Exercise requirements – Write each line of the records from the line containing "For every button, label, input, icon, or" through the line containing "volume-value: 70 [340, 188, 358, 204]", both included, as a JSON list with one string per line. Leave out any blank lines.

(Records)
|---|
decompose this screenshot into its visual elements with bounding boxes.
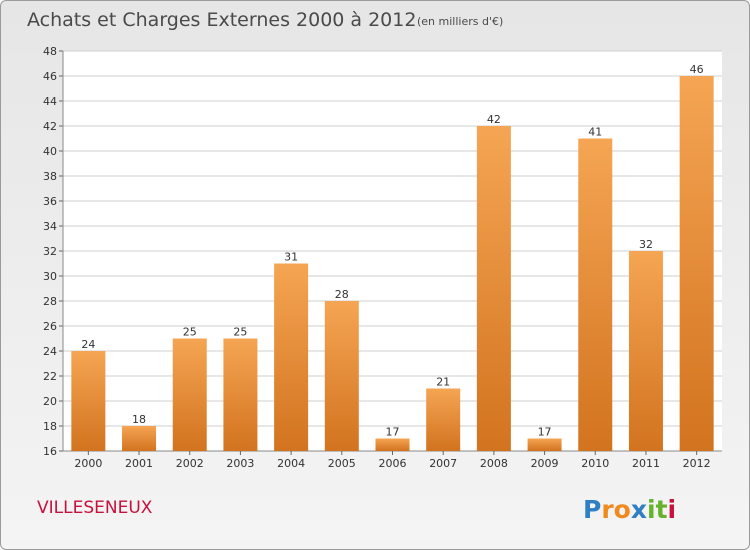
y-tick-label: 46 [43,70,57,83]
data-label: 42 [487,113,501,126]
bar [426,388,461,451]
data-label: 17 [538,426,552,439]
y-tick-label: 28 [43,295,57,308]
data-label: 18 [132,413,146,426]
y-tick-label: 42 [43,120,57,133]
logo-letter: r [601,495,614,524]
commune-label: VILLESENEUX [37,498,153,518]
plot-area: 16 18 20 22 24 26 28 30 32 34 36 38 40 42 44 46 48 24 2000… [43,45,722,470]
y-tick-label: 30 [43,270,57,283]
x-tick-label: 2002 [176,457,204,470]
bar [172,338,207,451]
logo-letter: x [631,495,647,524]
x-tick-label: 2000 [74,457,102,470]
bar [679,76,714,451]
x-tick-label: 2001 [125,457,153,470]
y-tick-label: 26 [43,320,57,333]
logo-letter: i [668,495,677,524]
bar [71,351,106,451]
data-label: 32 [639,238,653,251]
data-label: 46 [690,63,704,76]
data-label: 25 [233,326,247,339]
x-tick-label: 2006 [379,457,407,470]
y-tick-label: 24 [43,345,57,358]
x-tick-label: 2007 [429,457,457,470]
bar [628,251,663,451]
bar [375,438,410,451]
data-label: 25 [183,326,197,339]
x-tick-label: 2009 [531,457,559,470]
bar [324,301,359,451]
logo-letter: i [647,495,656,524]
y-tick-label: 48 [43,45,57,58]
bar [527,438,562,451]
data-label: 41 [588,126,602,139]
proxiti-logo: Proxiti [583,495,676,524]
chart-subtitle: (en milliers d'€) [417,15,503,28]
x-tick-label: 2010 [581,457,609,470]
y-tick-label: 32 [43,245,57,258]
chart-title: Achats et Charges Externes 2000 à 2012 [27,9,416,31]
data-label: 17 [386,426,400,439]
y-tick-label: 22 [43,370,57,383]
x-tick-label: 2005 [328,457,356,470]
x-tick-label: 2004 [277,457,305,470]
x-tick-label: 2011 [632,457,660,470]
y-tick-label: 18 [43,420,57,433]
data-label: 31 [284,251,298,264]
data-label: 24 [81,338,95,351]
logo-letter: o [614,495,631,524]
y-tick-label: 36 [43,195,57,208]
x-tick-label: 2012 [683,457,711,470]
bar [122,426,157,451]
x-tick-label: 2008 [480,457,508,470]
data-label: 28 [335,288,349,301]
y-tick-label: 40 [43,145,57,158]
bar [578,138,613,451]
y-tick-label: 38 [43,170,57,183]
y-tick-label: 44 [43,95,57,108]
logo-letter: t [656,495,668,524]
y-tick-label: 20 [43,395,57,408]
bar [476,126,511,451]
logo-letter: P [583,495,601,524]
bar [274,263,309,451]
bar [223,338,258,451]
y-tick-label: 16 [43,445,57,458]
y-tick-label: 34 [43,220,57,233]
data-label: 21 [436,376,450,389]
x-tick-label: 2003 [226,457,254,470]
|---|
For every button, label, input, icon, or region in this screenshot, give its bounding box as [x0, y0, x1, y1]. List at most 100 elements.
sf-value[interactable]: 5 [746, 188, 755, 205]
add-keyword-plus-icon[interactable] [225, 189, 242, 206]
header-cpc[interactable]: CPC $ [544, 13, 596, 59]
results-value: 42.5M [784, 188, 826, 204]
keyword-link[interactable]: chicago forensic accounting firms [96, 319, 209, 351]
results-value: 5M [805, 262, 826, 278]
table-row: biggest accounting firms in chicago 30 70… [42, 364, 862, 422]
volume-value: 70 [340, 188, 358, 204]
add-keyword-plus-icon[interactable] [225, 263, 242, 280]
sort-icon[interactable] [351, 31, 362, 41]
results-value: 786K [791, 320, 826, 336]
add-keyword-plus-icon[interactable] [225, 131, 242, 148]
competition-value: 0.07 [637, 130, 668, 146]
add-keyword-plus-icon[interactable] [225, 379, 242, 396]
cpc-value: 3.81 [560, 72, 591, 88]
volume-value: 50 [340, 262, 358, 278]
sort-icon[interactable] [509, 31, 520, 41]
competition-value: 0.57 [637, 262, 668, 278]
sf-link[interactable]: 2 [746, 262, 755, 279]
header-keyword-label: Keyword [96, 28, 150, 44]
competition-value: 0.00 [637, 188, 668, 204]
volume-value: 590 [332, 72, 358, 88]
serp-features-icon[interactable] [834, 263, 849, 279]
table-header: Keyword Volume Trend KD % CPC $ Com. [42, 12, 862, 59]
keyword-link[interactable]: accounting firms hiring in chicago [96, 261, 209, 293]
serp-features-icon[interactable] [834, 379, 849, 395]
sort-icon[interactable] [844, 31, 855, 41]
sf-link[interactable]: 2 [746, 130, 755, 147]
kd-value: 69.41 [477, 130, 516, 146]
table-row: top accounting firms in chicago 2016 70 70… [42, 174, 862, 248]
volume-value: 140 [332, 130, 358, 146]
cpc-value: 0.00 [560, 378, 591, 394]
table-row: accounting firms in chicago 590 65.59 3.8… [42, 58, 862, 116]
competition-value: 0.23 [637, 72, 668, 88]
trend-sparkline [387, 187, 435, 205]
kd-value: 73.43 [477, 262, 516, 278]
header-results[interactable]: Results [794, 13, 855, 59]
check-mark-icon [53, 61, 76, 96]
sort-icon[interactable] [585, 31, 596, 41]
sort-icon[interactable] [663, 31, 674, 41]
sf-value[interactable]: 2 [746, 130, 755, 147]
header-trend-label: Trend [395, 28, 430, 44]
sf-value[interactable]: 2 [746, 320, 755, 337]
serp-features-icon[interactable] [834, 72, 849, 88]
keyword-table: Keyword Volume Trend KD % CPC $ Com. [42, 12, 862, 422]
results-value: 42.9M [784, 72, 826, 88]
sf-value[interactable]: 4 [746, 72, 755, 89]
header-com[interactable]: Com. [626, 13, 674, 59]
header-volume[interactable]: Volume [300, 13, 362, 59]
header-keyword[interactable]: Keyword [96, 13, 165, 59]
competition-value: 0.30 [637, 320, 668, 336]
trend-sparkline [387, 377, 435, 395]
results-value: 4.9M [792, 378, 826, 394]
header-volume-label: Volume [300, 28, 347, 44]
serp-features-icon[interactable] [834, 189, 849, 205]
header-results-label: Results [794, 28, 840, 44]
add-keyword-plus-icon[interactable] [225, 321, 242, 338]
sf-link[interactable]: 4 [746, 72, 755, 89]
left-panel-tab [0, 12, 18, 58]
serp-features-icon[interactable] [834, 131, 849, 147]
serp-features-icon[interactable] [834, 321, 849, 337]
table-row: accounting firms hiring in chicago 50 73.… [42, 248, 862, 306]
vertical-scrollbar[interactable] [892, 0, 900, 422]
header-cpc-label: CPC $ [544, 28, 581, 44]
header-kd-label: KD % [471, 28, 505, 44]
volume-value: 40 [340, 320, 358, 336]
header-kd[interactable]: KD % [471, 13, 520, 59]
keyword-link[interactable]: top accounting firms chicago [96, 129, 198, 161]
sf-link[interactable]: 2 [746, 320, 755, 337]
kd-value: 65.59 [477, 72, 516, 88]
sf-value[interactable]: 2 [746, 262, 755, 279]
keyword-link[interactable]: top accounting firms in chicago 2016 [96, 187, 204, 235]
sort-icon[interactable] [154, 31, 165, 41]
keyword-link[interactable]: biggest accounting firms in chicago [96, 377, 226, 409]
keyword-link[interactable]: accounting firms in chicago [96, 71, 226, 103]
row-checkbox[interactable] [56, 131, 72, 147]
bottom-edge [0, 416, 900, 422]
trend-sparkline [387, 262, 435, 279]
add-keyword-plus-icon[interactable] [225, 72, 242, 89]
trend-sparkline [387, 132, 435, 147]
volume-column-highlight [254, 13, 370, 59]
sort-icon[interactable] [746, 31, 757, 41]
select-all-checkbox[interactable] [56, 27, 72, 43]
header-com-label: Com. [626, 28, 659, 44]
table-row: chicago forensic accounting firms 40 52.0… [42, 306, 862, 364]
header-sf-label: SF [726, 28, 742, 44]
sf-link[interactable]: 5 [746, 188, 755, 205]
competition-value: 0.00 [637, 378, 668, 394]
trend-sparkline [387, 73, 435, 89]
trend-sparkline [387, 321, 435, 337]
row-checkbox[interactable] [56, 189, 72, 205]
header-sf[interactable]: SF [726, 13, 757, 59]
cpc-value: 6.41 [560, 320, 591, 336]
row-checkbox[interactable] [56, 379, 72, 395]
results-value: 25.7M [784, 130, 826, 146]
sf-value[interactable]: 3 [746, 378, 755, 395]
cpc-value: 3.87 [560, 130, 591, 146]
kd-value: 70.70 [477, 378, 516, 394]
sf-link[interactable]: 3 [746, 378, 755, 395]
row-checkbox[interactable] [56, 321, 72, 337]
|---|
Exercise answer –
[
  "For every button, label, input, icon, or region in this screenshot, give its bounding box as [x0, y0, x1, y1]. List at most 100 elements.",
  "sf-value[interactable]: 5 [746, 188, 755, 205]",
  "add-keyword-plus-icon[interactable] [225, 189, 242, 206]",
  "header-cpc[interactable]: CPC $ [544, 13, 596, 59]",
  "results-value: 42.5M [784, 188, 826, 204]",
  "keyword-link[interactable]: chicago forensic accounting firms [96, 319, 209, 351]",
  "results-value: 5M [805, 262, 826, 278]",
  "table-row: biggest accounting firms in chicago 30 70… [42, 364, 862, 422]",
  "volume-value: 70 [340, 188, 358, 204]"
]